The cause of an enormous blaze at a major London airport carpark that grounded flights and damaged 1500 vehicles has been discovered.
London Luton Airport cancelled all flights until 3pm BST on Wednesday as firefighters battled the blaze in a multi-story carpark overnight - declaring a it “major incident”.
Emergency responders from Bedfordshire Fire and Rescue identified a vehicle as the likely start of the blaze, which broke out on the third floor of the Terminal 2 carpark shortly before 9pm.
“It’s believed to be diesel-powered at this stage, all subject to verification. And then that fire has quickly and rapidly spread,” Andrew Hopkinson, chief fire officer for Bedfordshire Fire and Rescue Service, told the Independent.
The cause was not thought to be suspicious, with Hopkinson saying there was nothing to suggest it was anything other than an accident.
The building saw “significant structural collapse” which damaged many of the 1900 vehicles stored in the Terminal 2 carpark.
The fire was brought under control on Wednesday morning, but no passengers were able to travel until later that day, with the first service to take off being a delayed 1pm Ryanair service to Cork, which was delayed to 3.30pm.
Up to 50,000 passengers are thought to have been affected by 273 flight suspensions and diversions to other UK Airports.
One inbound flight from Egypt was diverted to Bristol - a distance of 200 kilometres.
Passenger Jason Harris told the BBC he was offered a taxi by operator EasyJet back to Luton, and then had to order a second taxi home.
Many diverted passengers diverted to alternate airports arranged to travel back to Luton, not knowing if they would be able to reclaim their parked vehicles - or if they had been damaged.

▶ [Given entries]
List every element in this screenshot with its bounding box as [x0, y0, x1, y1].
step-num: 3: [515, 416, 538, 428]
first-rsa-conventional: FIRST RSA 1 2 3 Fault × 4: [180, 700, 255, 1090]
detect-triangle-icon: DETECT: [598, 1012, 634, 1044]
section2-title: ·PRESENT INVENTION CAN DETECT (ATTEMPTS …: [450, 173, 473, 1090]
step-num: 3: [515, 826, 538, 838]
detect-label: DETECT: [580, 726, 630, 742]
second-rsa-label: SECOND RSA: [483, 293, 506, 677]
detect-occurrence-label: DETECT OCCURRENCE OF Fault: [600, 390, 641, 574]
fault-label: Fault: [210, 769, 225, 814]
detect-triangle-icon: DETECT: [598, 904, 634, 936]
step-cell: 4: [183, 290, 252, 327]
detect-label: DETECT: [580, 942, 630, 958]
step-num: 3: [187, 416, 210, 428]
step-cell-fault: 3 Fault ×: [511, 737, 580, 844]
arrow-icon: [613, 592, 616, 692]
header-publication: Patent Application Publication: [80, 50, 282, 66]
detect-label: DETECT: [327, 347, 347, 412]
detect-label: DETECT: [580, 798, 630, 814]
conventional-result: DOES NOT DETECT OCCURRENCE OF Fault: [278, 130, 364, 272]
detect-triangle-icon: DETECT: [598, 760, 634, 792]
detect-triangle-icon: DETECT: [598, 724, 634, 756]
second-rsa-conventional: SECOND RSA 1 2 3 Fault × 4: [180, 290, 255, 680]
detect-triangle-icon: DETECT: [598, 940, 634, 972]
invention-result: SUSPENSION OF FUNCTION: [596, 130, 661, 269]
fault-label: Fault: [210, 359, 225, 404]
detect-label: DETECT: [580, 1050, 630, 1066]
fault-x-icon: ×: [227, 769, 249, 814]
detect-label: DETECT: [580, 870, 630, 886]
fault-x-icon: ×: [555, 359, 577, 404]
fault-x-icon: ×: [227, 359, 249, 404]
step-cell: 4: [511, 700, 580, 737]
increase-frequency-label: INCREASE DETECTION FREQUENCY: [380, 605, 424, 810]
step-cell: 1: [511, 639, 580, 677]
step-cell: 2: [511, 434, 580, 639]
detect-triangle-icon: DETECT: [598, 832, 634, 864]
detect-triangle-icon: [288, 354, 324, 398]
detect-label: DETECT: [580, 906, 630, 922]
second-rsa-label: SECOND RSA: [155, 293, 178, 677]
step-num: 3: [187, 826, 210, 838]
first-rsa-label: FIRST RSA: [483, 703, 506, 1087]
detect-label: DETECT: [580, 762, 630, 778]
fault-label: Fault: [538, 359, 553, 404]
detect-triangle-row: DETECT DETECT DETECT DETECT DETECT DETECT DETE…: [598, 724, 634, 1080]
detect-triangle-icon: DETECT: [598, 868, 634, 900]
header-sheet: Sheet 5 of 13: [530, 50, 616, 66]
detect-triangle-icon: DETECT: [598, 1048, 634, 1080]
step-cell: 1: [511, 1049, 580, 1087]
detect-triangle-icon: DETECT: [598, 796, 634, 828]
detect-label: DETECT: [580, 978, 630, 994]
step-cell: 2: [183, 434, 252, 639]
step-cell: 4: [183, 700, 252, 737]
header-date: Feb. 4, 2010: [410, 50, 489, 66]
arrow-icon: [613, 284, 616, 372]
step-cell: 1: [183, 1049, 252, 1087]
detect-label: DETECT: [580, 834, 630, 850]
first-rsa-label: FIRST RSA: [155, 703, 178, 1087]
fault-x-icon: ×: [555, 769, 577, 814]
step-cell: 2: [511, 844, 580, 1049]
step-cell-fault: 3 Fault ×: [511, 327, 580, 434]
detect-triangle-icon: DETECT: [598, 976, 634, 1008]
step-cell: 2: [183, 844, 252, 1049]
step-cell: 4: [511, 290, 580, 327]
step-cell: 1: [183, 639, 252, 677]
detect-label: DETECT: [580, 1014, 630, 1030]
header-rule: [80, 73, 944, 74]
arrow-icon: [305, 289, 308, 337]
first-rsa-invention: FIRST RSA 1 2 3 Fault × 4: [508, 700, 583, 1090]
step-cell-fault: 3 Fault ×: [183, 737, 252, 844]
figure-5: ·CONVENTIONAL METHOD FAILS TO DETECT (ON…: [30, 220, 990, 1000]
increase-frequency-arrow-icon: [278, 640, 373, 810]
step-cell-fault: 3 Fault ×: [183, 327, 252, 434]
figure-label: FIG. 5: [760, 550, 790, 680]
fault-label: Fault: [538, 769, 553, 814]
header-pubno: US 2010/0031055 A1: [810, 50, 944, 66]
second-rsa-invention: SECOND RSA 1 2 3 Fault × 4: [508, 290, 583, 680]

▶ [Exercise instructions]
• a. Reproduce part of the Luton Airport fire article word for word, starting with "The fire was" and going on through "of 200 kilometres.".
• b. Using the Luton Airport fire article, say yes or no to each statement and quote the words that decide it: (i) The fire started on the third floor of the Terminal 2 carpark. (ii) The cause of the fire was thought to be suspicious. (iii) An inbound flight from Egypt was diverted to Bristol.
Rely only on the Luton Airport fire article.

▶ [Solutions to the tasks]
• a.
The fire was brought under control on Wednesday morning, but no passengers were able to travel until later that day, with the first service to take off being a delayed 1pm Ryanair service to Cork, which was delayed to 3.30pm.
Up to 50,000 passengers are thought to have been affected by 273 flight suspensions and diversions to other UK Airports.
One inbound flight from Egypt was diverted to Bristol - a distance of 200 kilometres.

• b.
(i) Yes: "broke out on the third floor of the Terminal 2 carpark shortly before 9pm"
(ii) No: "The cause was not thought to be suspicious"
(iii) Yes: "One inbound flight from Egypt was diverted to Bristol"